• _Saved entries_

---

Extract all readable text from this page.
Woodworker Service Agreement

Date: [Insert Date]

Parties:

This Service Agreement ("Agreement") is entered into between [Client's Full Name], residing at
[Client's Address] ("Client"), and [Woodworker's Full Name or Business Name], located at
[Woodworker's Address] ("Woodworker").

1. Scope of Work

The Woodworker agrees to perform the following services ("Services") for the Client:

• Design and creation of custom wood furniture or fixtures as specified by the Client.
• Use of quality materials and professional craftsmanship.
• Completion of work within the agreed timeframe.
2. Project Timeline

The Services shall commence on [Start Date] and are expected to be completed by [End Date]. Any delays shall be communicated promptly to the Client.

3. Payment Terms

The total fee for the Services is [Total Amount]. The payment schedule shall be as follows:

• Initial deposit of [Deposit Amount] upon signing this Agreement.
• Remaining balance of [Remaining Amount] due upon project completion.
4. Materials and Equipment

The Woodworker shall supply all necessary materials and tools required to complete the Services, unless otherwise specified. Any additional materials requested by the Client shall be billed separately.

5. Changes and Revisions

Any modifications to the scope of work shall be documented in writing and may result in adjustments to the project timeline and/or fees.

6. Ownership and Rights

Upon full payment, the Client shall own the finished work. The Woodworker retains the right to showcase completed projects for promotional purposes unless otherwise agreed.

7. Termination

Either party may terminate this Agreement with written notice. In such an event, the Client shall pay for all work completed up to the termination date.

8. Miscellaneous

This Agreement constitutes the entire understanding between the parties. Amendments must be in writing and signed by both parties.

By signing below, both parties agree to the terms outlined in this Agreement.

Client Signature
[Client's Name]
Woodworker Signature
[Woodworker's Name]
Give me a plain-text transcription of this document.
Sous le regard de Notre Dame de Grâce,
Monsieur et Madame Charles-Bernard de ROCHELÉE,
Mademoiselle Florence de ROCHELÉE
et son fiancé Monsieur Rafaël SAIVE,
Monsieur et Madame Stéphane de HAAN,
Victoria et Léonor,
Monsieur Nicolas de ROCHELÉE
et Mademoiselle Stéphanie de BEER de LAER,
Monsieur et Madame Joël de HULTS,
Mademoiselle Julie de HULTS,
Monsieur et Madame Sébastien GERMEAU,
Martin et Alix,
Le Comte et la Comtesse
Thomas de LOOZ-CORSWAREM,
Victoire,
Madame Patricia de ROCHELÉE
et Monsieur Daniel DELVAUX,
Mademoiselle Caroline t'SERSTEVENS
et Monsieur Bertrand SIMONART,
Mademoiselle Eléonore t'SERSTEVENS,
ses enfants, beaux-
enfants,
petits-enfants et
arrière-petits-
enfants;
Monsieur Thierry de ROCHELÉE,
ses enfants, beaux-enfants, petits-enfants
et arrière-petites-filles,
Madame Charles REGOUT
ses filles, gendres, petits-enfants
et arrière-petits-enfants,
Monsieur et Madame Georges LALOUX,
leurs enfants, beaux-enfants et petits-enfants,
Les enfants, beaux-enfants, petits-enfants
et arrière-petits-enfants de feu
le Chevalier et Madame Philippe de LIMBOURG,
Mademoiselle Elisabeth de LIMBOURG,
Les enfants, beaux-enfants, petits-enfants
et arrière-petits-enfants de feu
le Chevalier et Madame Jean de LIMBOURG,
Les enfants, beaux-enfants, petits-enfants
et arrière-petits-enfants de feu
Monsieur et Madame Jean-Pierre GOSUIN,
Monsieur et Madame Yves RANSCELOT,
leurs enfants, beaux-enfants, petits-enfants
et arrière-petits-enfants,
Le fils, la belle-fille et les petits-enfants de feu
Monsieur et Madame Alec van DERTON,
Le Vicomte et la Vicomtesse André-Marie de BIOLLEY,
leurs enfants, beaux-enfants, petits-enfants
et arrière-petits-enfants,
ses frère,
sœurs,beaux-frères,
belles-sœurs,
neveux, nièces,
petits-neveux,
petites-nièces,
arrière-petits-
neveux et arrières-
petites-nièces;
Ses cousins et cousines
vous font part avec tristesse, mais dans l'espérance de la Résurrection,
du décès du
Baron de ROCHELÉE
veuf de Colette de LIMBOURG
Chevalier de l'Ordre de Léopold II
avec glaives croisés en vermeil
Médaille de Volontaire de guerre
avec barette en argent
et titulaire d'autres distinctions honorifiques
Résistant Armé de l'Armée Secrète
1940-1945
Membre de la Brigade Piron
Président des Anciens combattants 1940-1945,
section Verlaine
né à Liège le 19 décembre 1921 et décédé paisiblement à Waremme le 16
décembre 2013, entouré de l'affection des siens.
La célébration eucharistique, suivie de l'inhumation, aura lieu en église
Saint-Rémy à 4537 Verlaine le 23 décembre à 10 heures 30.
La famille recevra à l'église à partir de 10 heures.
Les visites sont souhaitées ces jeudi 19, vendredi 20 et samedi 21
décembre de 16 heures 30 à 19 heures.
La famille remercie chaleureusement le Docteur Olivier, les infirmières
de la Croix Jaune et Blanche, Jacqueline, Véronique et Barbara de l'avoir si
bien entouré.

---

• _EXERCISE PROMPT_
Extract from the material all lines containing the string "completed".

• _ANSWER IN FULL_
The Services shall commence on [Start Date] and are expected to be completed by [End Date]. Any delays shall be communicated promptly to the Client.
Upon full payment, the Client shall own the finished work. The Woodworker retains the right to showcase completed projects for promotional purposes unless otherwise agreed.
Either party may terminate this Agreement with written notice. In such an event, the Client shall pay for all work completed up to the termination date.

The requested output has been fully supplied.